= DATA PROVIDED =
================

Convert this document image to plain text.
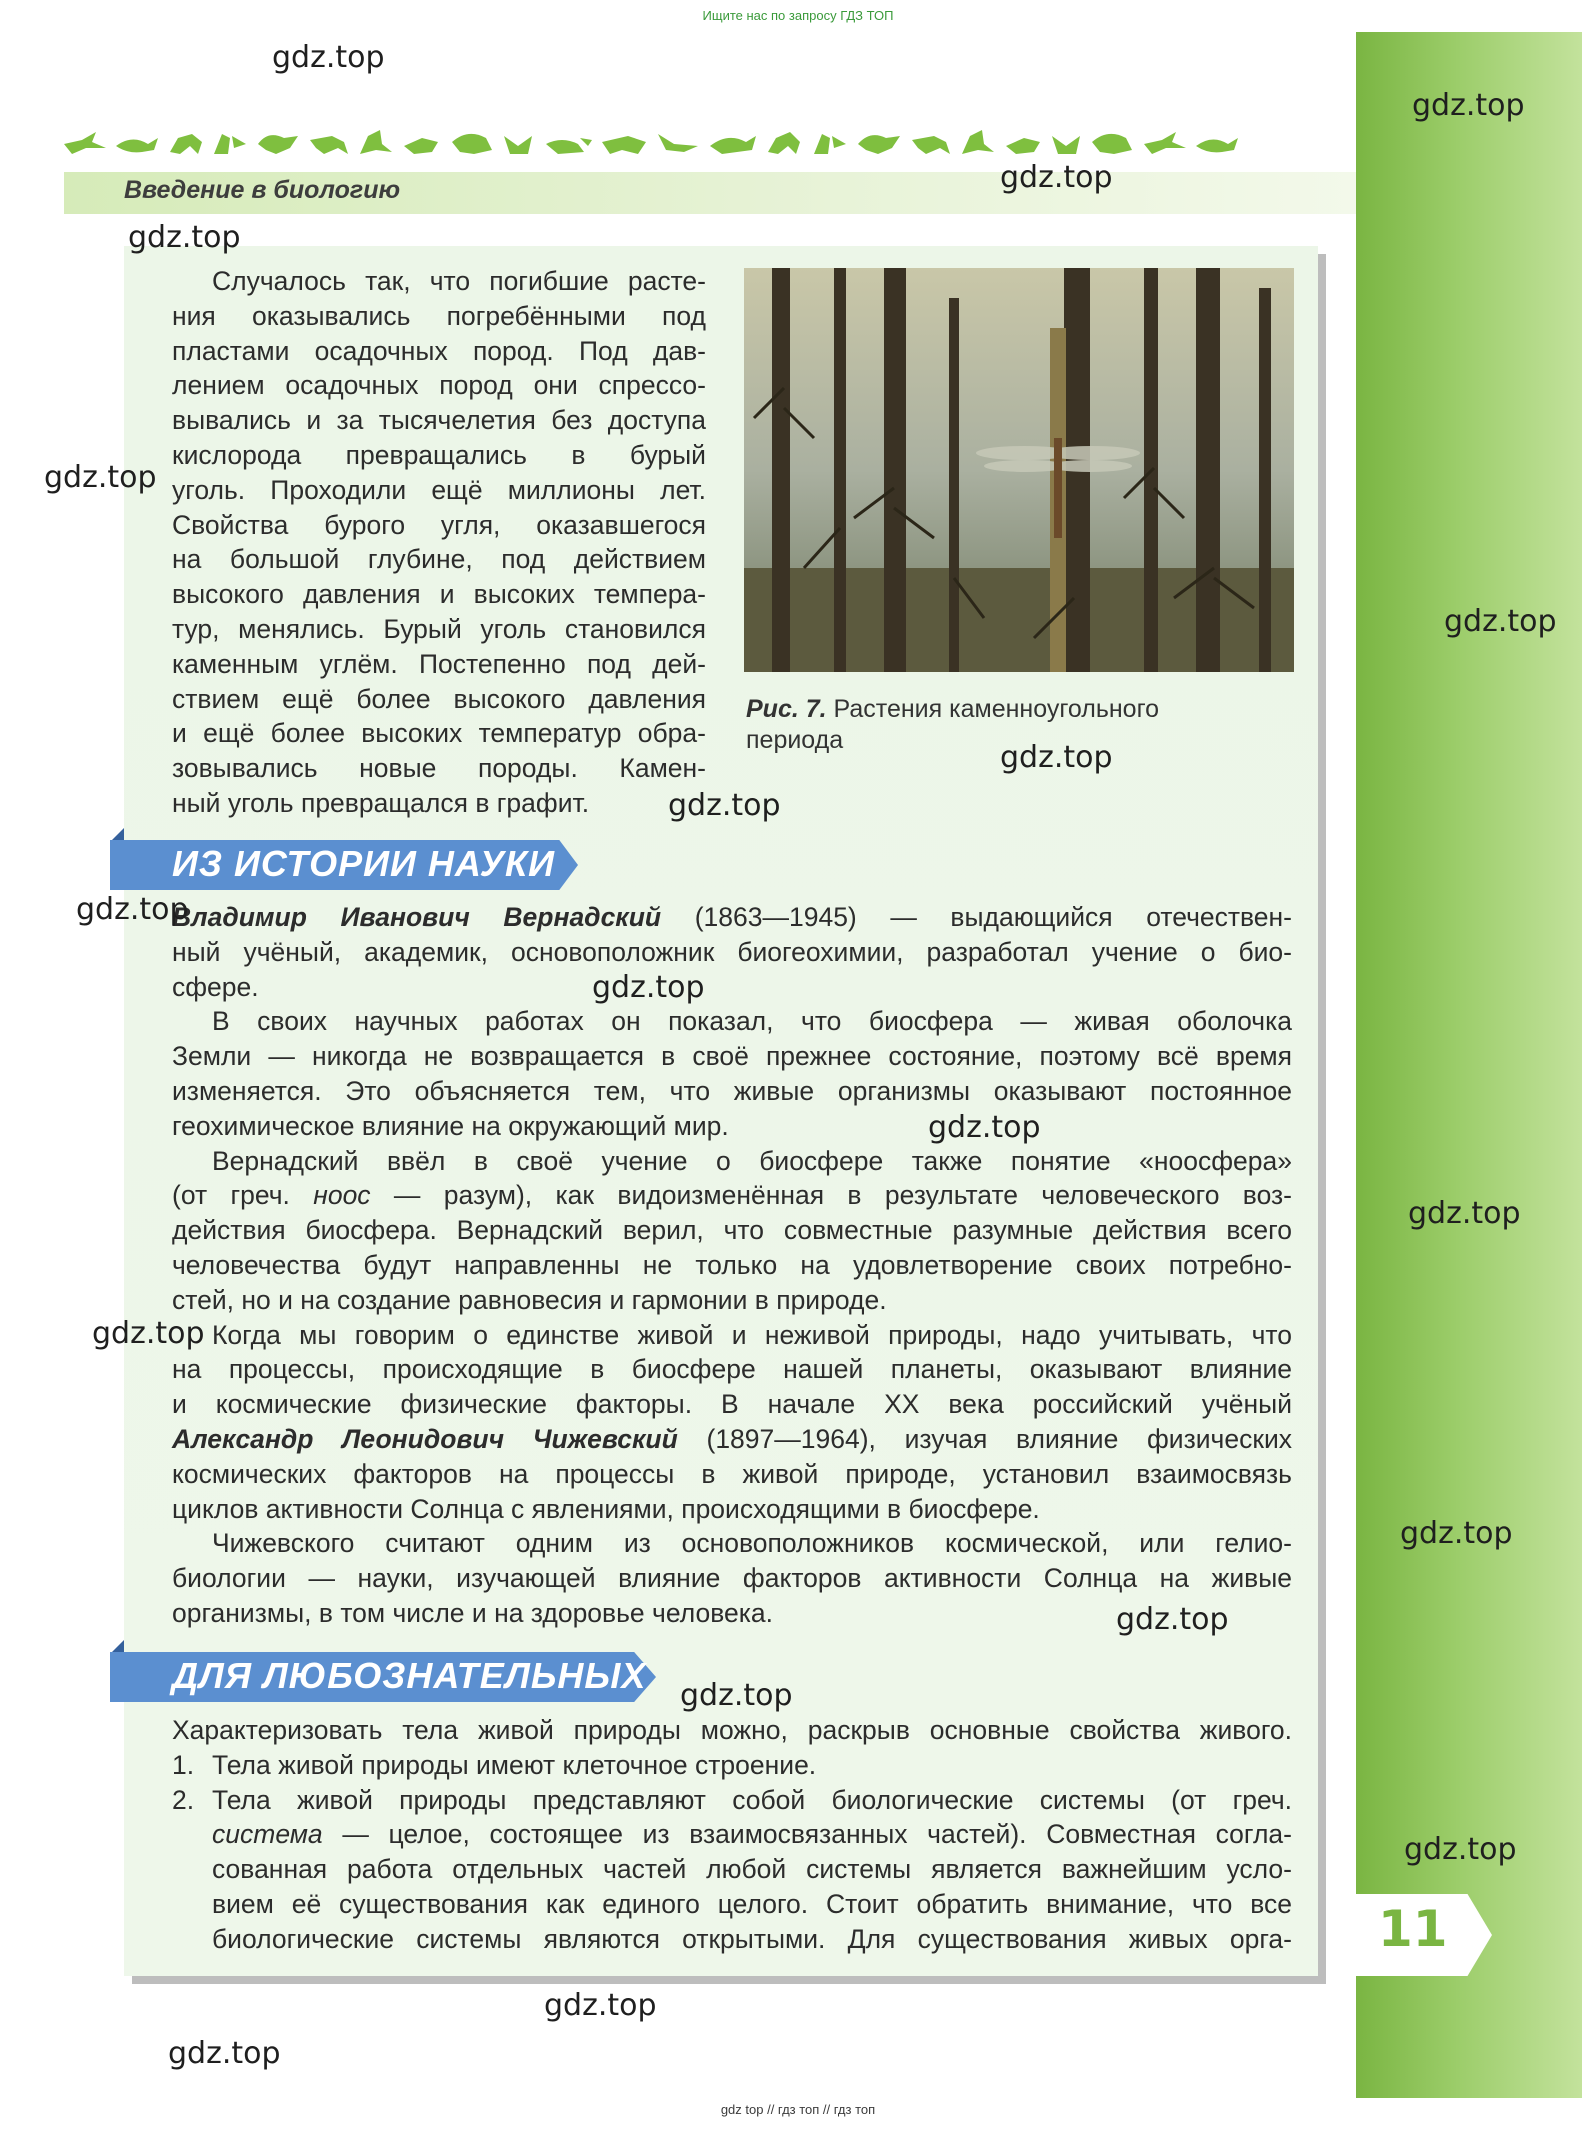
Ищите нас по запросу ГДЗ ТОП
11
Введение в биологию
Случалось так, что погибшие расте-
ния оказывались погребёнными под
пластами осадочных пород. Под дав-
лением осадочных пород они спрессо-
вывались и за тысячелетия без доступа
кислорода превращались в бурый
уголь. Проходили ещё миллионы лет.
Свойства бурого угля, оказавшегося
на большой глубине, под действием
высокого давления и высоких темпера-
тур, менялись. Бурый уголь становился
каменным углём. Постепенно под дей-
ствием ещё более высокого давления
и ещё более высоких температур обра-
зовывались новые породы. Камен-
ный уголь превращался в графит.
Рис. 7. Растения каменноугольного
периода
ИЗ ИСТОРИИ НАУКИ
Владимир Иванович Вернадский (1863—1945) — выдающийся отечествен-
ный учёный, академик, основоположник биогеохимии, разработал учение о био-
сфере.
В своих научных работах он показал, что биосфера — живая оболочка
Земли — никогда не возвращается в своё прежнее состояние, поэтому всё время
изменяется. Это объясняется тем, что живые организмы оказывают постоянное
геохимическое влияние на окружающий мир.
Вернадский ввёл в своё учение о биосфере также понятие «ноосфера»
(от греч. ноос — разум), как видоизменённая в результате человеческого воз-
действия биосфера. Вернадский верил, что совместные разумные действия всего
человечества будут направленны не только на удовлетворение своих потребно-
стей, но и на создание равновесия и гармонии в природе.
Когда мы говорим о единстве живой и неживой природы, надо учитывать, что
на процессы, происходящие в биосфере нашей планеты, оказывают влияние
и космические физические факторы. В начале XX века российский учёный
Александр Леонидович Чижевский (1897—1964), изучая влияние физических
космических факторов на процессы в живой природе, установил взаимосвязь
циклов активности Солнца с явлениями, происходящими в биосфере.
Чижевского считают одним из основоположников космической, или гелио-
биологии — науки, изучающей влияние факторов активности Солнца на живые
организмы, в том числе и на здоровье человека.
ДЛЯ ЛЮБОЗНАТЕЛЬНЫХ
Характеризовать тела живой природы можно, раскрыв основные свойства живого.
1. Тела живой природы имеют клеточное строение.
2. Тела живой природы представляют собой биологические системы (от греч.
система — целое, состоящее из взаимосвязанных частей). Совместная согла-
сованная работа отдельных частей любой системы является важнейшим усло-
вием её существования как единого целого. Стоит обратить внимание, что все
биологические системы являются открытыми. Для существования живых орга-
gdz.top
gdz.top
gdz.top
gdz.top
gdz.top
gdz.top
gdz.top
gdz.top
gdz.top
gdz.top
gdz.top
gdz.top
gdz.top
gdz.top
gdz.top
gdz.top
gdz.top
gdz.top
gdz.top
gdz top // гдз топ // гдз топ
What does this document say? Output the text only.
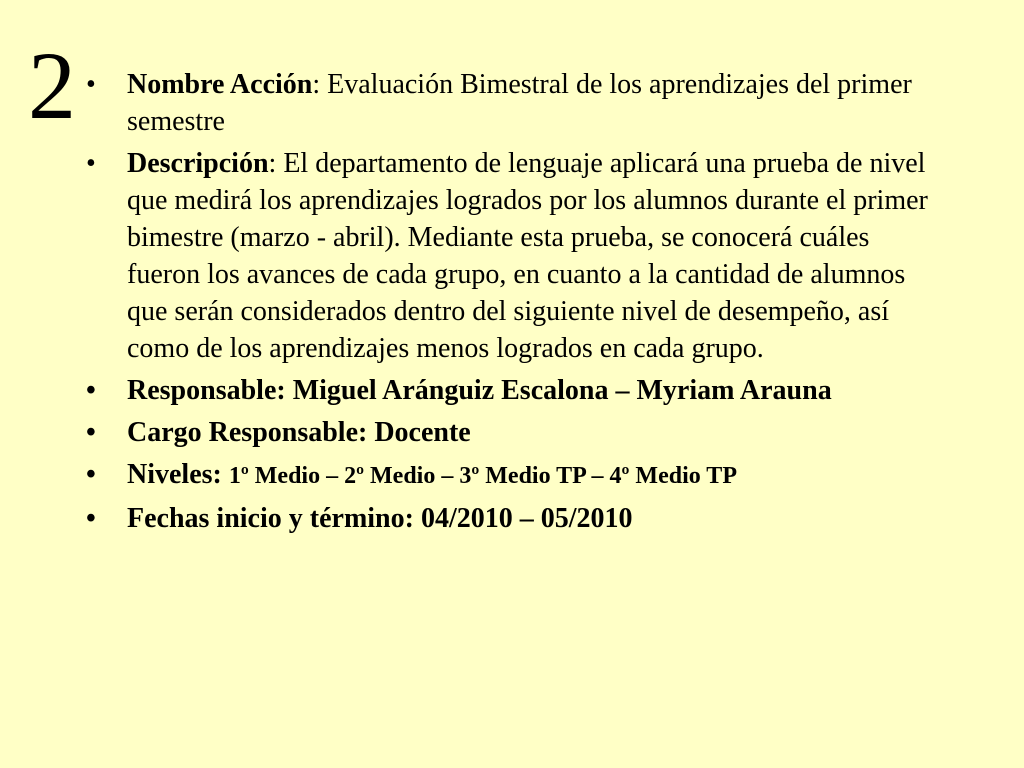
2 • Nombre Acción: Evaluación Bimestral de los aprendizajes del primer semestre
• Descripción: El departamento de lenguaje aplicará una prueba de nivel que medirá los aprendizajes logrados por los alumnos durante el primer bimestre (marzo - abril). Mediante esta prueba, se conocerá cuáles fueron los avances de cada grupo, en cuanto a la cantidad de alumnos que serán considerados dentro del siguiente nivel de desempeño, así como de los aprendizajes menos logrados en cada grupo.
• Responsable: Miguel Aránguiz Escalona – Myriam Arauna
• Cargo Responsable: Docente
• Niveles: 1º Medio – 2º Medio – 3º Medio TP – 4º Medio TP
• Fechas inicio y término: 04/2010 – 05/2010
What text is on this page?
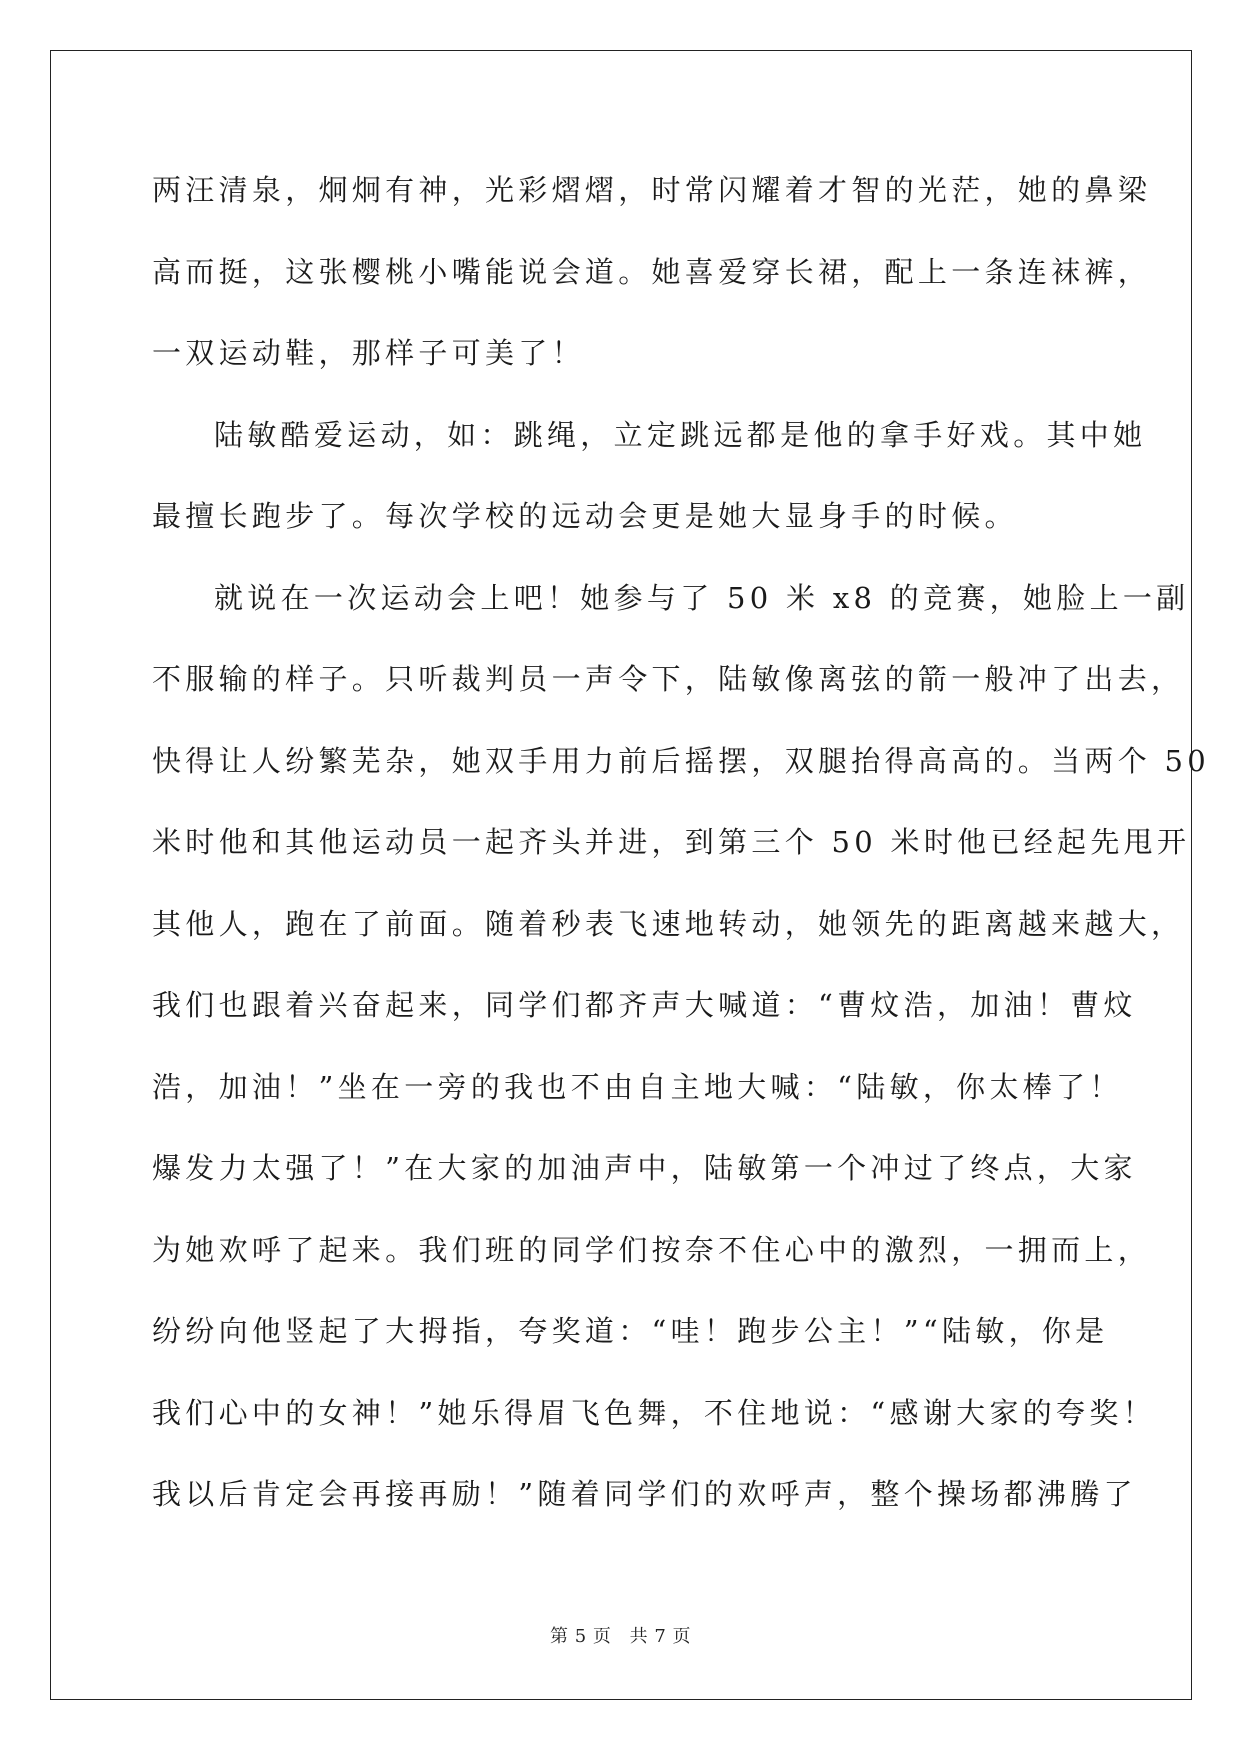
两汪清泉，炯炯有神，光彩熠熠，时常闪耀着才智的光茫，她的鼻梁
高而挺，这张樱桃小嘴能说会道。她喜爱穿长裙，配上一条连袜裤，
一双运动鞋，那样子可美了！
陆敏酷爱运动，如：跳绳，立定跳远都是他的拿手好戏。其中她
最擅长跑步了。每次学校的远动会更是她大显身手的时候。
就说在一次运动会上吧！她参与了 50 米 x8 的竞赛，她脸上一副
不服输的样子。只听裁判员一声令下，陆敏像离弦的箭一般冲了出去，
快得让人纷繁芜杂，她双手用力前后摇摆，双腿抬得高高的。当两个 50
米时他和其他运动员一起齐头并进，到第三个 50 米时他已经起先甩开
其他人，跑在了前面。随着秒表飞速地转动，她领先的距离越来越大，
我们也跟着兴奋起来，同学们都齐声大喊道：“曹炆浩，加油！曹炆
浩，加油！”坐在一旁的我也不由自主地大喊：“陆敏，你太棒了！
爆发力太强了！”在大家的加油声中，陆敏第一个冲过了终点，大家
为她欢呼了起来。我们班的同学们按奈不住心中的激烈，一拥而上，
纷纷向他竖起了大拇指，夸奖道：“哇！跑步公主！”“陆敏，你是
我们心中的女神！”她乐得眉飞色舞，不住地说：“感谢大家的夸奖！
我以后肯定会再接再励！”随着同学们的欢呼声，整个操场都沸腾了
第 5 页 共 7 页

================

= THE EXERCISE =
Look for the word "Responsable" in every line of the listing and copy the lines that have it.

= EXERCISE OUTPUT =
• Responsable: Miguel Aránguiz Escalona – Myriam Arauna
• Cargo Responsable: Docente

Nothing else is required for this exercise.